EXERCISE DETAILS: Collect each line holding the string "Read".

begin INFORMATION SHOWN

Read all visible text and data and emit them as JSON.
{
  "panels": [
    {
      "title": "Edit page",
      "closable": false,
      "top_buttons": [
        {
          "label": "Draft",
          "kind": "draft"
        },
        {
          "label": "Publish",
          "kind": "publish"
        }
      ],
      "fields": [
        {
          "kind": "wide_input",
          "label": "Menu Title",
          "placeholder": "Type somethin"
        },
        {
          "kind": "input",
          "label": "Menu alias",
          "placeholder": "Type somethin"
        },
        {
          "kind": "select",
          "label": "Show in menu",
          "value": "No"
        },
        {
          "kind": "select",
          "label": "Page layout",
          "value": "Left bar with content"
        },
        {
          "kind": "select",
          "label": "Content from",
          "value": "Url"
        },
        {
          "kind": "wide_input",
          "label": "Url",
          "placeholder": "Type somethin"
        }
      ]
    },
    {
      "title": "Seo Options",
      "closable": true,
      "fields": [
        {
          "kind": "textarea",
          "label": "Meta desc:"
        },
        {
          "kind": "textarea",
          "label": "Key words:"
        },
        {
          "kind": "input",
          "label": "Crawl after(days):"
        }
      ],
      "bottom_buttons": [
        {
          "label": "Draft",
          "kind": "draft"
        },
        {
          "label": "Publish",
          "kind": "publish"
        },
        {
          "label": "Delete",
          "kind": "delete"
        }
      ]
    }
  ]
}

end INFORMATION SHOWN
begin INFORMATION SHOWN

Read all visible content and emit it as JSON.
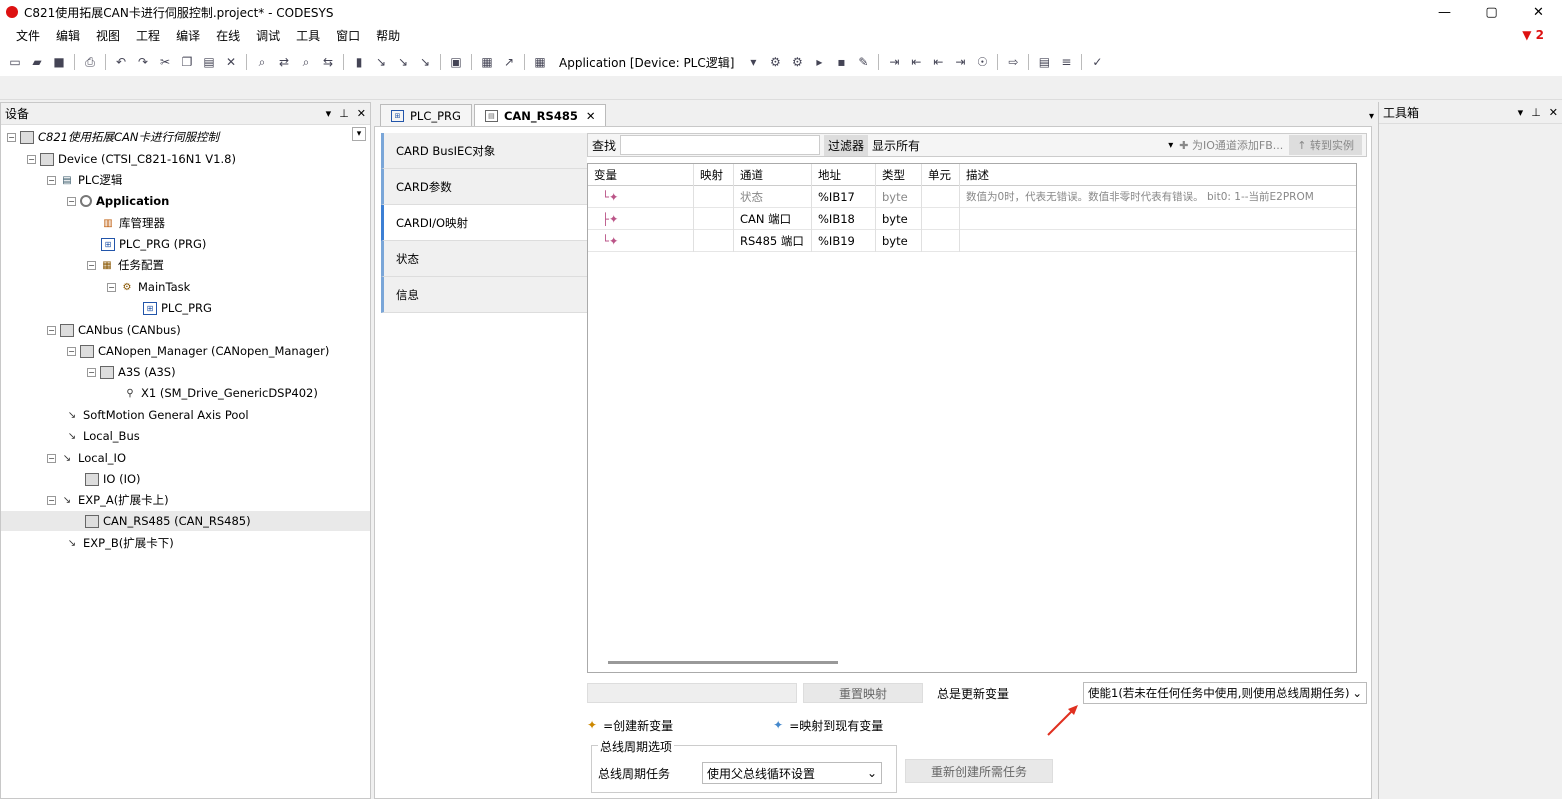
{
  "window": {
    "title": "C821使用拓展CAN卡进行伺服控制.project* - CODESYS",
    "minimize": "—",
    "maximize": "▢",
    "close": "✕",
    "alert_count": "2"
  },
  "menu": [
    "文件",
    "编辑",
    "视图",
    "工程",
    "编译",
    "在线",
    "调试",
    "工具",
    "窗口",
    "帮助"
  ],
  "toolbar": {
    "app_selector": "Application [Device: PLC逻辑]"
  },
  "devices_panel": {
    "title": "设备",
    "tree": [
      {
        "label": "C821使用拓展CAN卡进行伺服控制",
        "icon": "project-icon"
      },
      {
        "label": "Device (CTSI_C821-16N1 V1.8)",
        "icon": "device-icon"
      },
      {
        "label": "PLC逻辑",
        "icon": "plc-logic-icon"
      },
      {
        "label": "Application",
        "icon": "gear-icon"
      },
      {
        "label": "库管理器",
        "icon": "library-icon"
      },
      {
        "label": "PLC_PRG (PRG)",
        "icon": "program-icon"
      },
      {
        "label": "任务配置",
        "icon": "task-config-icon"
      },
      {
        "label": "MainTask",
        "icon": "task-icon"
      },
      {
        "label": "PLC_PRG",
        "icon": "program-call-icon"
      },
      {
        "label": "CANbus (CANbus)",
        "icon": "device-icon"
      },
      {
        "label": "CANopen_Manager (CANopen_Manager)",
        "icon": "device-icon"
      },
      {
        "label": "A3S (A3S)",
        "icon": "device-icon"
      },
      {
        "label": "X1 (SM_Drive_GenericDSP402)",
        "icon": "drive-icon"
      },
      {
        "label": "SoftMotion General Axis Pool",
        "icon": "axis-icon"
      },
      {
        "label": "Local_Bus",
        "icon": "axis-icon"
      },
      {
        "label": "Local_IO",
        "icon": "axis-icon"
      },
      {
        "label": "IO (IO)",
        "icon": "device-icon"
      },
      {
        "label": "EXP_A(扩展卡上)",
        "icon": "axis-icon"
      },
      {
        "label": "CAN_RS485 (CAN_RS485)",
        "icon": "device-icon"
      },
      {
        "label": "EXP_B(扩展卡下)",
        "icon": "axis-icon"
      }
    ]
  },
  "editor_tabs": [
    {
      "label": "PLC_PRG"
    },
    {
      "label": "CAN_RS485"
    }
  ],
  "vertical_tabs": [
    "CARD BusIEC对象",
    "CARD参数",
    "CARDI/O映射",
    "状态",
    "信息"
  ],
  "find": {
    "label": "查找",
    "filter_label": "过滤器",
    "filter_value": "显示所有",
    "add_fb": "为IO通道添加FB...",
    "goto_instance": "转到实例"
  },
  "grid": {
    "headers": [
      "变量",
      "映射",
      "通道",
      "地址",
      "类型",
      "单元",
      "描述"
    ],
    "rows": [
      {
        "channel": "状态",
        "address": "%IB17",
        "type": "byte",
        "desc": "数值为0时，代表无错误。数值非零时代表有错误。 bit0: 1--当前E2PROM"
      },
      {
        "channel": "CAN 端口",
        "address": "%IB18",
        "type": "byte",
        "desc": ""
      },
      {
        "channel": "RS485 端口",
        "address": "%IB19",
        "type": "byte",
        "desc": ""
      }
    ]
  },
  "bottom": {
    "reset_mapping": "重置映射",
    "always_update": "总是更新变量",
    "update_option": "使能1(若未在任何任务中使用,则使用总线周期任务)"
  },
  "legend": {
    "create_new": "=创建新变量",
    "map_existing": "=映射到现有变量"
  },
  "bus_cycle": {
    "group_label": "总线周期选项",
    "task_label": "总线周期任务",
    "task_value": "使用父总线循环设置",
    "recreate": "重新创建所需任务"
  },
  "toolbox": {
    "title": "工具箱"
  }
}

end INFORMATION SHOWN

OUTPUT OF THE TASK:
Read all visible text and data and emit them as JSON.
Read all visible content and emit it as JSON.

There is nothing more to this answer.